● **SHORT TASK**
Find every line of the listing below where "Presets" appears, and copy it.

[Data items]
━━━━━━━━

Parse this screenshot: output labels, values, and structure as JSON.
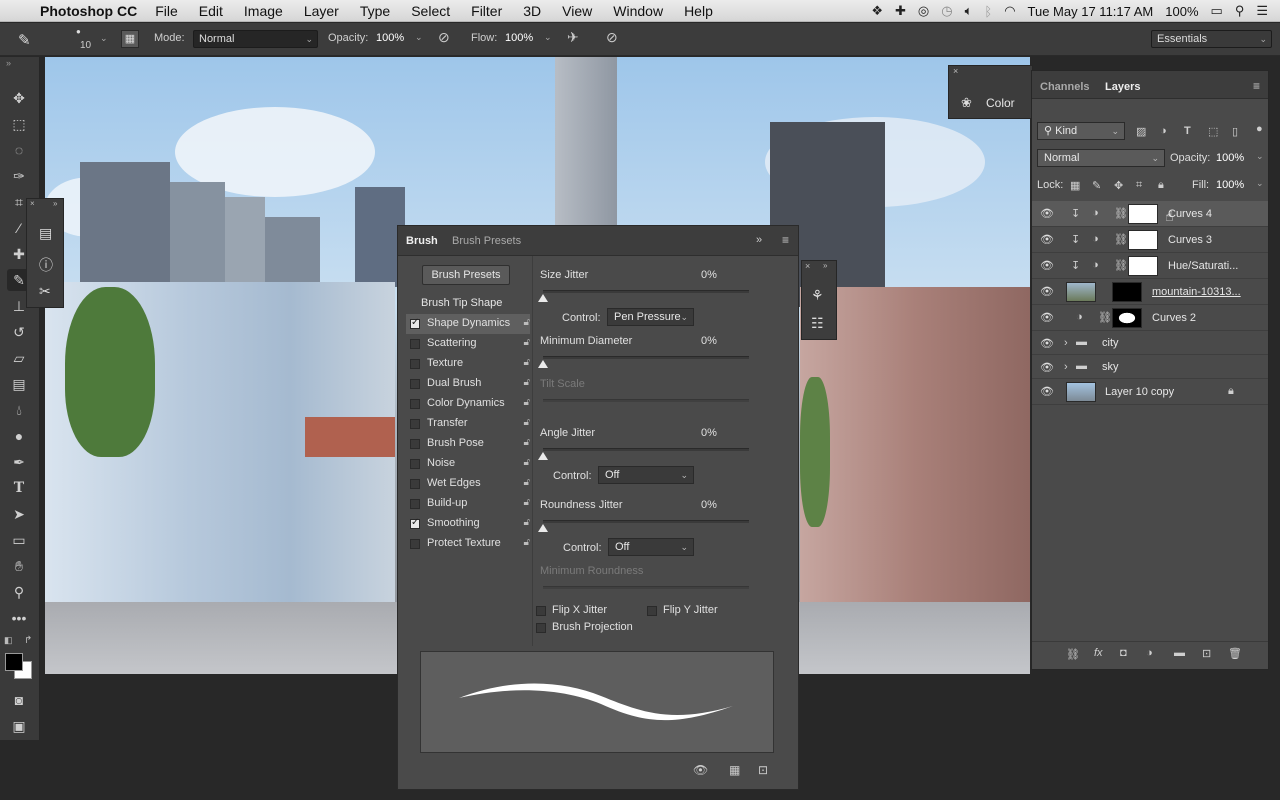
{
  "menubar": {
    "app_name": "Photoshop CC",
    "menus": [
      "File",
      "Edit",
      "Image",
      "Layer",
      "Type",
      "Select",
      "Filter",
      "3D",
      "View",
      "Window",
      "Help"
    ],
    "clock": "Tue May 17  11:17 AM",
    "battery": "100%"
  },
  "options": {
    "brush_size": "10",
    "mode_label": "Mode:",
    "mode_value": "Normal",
    "opacity_label": "Opacity:",
    "opacity_value": "100%",
    "flow_label": "Flow:",
    "flow_value": "100%",
    "workspace": "Essentials"
  },
  "color_panel": {
    "title": "Color"
  },
  "brush_panel": {
    "tab_active": "Brush",
    "tab_inactive": "Brush Presets",
    "presets_button": "Brush Presets",
    "tip_shape": "Brush Tip Shape",
    "options": [
      {
        "label": "Shape Dynamics",
        "checked": true
      },
      {
        "label": "Scattering",
        "checked": false
      },
      {
        "label": "Texture",
        "checked": false
      },
      {
        "label": "Dual Brush",
        "checked": false
      },
      {
        "label": "Color Dynamics",
        "checked": false
      },
      {
        "label": "Transfer",
        "checked": false
      },
      {
        "label": "Brush Pose",
        "checked": false
      },
      {
        "label": "Noise",
        "checked": false
      },
      {
        "label": "Wet Edges",
        "checked": false
      },
      {
        "label": "Build-up",
        "checked": false
      },
      {
        "label": "Smoothing",
        "checked": true
      },
      {
        "label": "Protect Texture",
        "checked": false
      }
    ],
    "size_jitter_label": "Size Jitter",
    "size_jitter_value": "0%",
    "control_label": "Control:",
    "control_1": "Pen Pressure",
    "min_diameter_label": "Minimum Diameter",
    "min_diameter_value": "0%",
    "tilt_scale_label": "Tilt Scale",
    "angle_jitter_label": "Angle Jitter",
    "angle_jitter_value": "0%",
    "control_2": "Off",
    "roundness_jitter_label": "Roundness Jitter",
    "roundness_jitter_value": "0%",
    "control_3": "Off",
    "min_roundness_label": "Minimum Roundness",
    "flip_x": "Flip X Jitter",
    "flip_y": "Flip Y Jitter",
    "brush_projection": "Brush Projection"
  },
  "layers_panel": {
    "tab_channels": "Channels",
    "tab_layers": "Layers",
    "filter_kind": "Kind",
    "blend_mode": "Normal",
    "opacity_label": "Opacity:",
    "opacity_value": "100%",
    "lock_label": "Lock:",
    "fill_label": "Fill:",
    "fill_value": "100%",
    "layers": [
      {
        "name": "Curves 4",
        "selected": true
      },
      {
        "name": "Curves 3",
        "selected": false
      },
      {
        "name": "Hue/Saturati...",
        "selected": false
      },
      {
        "name": "mountain-10313...",
        "selected": false
      },
      {
        "name": "Curves 2",
        "selected": false
      },
      {
        "name": "city",
        "selected": false
      },
      {
        "name": "sky",
        "selected": false
      },
      {
        "name": "Layer 10 copy",
        "selected": false
      }
    ]
  },
  "colors": {
    "panel_bg": "#4a4a4a",
    "panel_dark": "#3c3c3c",
    "selected_row": "#5a5a5a"
  }
}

━━━━━━━━

● **EXERCISE SOLUTION**
    "tab_inactive": "Brush Presets",
    "presets_button": "Brush Presets",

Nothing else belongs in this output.